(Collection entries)
** begin **

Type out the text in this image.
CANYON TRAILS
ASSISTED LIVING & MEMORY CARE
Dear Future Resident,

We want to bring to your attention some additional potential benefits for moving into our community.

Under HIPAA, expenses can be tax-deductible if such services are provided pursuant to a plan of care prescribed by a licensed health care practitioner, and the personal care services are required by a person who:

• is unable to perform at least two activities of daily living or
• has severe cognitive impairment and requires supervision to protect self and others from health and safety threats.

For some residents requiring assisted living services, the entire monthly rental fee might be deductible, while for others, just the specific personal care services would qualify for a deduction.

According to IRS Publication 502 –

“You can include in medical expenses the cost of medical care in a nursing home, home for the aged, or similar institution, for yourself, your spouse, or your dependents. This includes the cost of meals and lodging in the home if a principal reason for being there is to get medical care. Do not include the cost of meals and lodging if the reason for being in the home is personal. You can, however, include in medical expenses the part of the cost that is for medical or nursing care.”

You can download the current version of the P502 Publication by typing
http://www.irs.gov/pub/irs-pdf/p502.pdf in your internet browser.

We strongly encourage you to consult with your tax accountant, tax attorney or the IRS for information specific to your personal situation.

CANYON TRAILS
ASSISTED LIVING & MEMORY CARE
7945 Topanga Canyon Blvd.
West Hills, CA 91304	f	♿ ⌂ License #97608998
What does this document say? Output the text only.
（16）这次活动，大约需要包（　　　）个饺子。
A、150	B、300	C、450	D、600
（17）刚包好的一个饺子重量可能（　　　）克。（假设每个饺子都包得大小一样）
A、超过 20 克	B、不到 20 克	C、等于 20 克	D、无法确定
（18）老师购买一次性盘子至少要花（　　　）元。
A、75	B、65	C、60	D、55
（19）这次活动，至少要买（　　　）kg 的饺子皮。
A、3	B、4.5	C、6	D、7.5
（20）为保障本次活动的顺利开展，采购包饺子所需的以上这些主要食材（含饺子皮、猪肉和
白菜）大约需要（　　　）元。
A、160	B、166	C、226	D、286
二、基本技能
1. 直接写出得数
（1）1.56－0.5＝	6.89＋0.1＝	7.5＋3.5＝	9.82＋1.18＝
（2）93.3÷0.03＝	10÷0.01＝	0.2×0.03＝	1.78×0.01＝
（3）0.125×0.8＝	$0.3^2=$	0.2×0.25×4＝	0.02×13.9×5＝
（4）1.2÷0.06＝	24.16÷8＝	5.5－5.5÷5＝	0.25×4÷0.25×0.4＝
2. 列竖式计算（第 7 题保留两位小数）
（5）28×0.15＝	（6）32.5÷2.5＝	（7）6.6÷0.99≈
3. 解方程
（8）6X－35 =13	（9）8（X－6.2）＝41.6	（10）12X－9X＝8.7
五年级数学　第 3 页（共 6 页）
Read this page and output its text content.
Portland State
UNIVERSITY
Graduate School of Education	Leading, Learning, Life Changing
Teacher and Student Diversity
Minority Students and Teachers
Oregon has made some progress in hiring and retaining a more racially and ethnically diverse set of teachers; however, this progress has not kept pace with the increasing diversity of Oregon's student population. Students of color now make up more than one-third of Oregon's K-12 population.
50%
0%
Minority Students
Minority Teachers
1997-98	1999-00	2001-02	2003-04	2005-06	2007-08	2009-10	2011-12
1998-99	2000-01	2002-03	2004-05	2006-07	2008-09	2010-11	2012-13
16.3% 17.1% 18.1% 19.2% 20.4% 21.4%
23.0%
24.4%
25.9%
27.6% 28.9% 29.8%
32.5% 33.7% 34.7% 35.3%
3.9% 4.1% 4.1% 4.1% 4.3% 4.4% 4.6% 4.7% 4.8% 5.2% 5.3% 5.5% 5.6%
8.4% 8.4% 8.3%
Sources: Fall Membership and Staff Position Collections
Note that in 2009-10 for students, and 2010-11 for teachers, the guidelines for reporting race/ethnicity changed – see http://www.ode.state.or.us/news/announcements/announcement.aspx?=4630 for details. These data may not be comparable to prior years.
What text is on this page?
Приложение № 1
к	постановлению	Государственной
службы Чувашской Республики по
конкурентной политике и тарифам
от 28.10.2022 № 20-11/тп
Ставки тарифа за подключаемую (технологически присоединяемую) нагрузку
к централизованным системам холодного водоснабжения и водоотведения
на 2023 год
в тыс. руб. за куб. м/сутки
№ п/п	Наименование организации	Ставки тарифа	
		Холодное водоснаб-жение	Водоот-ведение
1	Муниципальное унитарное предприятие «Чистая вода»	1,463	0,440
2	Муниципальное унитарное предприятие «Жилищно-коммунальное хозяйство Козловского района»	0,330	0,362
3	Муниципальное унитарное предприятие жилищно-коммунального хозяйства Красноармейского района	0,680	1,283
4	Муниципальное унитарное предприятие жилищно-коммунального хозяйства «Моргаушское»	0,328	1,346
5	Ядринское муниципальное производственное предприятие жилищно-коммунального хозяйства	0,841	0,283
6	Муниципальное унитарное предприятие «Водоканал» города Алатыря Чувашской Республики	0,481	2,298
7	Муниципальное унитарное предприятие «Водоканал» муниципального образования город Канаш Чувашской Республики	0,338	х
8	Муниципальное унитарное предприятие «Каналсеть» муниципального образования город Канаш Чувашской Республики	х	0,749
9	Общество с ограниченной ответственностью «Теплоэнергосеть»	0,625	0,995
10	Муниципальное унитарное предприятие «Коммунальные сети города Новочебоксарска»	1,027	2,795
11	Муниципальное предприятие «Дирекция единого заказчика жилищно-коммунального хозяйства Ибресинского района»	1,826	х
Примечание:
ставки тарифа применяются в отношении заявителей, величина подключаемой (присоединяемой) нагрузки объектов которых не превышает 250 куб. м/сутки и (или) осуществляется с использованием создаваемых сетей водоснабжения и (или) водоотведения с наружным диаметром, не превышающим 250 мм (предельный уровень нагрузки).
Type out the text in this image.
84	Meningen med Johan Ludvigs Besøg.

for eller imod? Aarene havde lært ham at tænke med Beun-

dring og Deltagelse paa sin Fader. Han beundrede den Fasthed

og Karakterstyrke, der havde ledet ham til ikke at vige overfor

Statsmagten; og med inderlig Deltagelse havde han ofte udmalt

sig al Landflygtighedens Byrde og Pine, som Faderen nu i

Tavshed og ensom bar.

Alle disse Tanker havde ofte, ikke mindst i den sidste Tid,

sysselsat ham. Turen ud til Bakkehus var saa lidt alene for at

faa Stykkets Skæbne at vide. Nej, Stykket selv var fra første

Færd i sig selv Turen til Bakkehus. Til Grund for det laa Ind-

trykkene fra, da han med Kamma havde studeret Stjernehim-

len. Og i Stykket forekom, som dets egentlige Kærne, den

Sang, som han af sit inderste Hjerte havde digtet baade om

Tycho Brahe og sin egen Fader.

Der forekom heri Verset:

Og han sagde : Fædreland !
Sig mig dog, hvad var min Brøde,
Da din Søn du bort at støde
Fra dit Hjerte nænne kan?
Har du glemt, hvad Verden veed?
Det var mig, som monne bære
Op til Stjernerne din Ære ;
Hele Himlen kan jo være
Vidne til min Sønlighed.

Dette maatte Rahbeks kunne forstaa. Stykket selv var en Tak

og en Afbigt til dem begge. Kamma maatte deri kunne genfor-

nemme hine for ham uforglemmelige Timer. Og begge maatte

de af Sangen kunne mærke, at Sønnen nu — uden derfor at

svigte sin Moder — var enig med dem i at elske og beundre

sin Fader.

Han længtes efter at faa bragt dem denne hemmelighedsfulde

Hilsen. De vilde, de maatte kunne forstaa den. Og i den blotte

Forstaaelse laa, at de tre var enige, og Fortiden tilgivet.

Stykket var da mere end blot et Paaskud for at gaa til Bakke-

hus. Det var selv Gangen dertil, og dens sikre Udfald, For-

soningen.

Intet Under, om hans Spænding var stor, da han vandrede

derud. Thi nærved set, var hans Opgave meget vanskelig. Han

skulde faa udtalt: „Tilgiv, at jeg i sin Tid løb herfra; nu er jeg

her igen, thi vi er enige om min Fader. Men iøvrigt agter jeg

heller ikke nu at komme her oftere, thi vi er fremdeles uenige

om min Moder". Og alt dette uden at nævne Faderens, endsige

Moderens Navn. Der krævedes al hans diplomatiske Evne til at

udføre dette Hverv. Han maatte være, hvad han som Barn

** end **

→ **SET EXERCISE**: Identify each line holding the string "Kamma", and copy it out.

→ **RESULT OF THIS EXERCISE**:
trykkene fra, da han med Kamma havde studeret Stjernehim-
og en Afbigt til dem begge. Kamma maatte deri kunne genfor-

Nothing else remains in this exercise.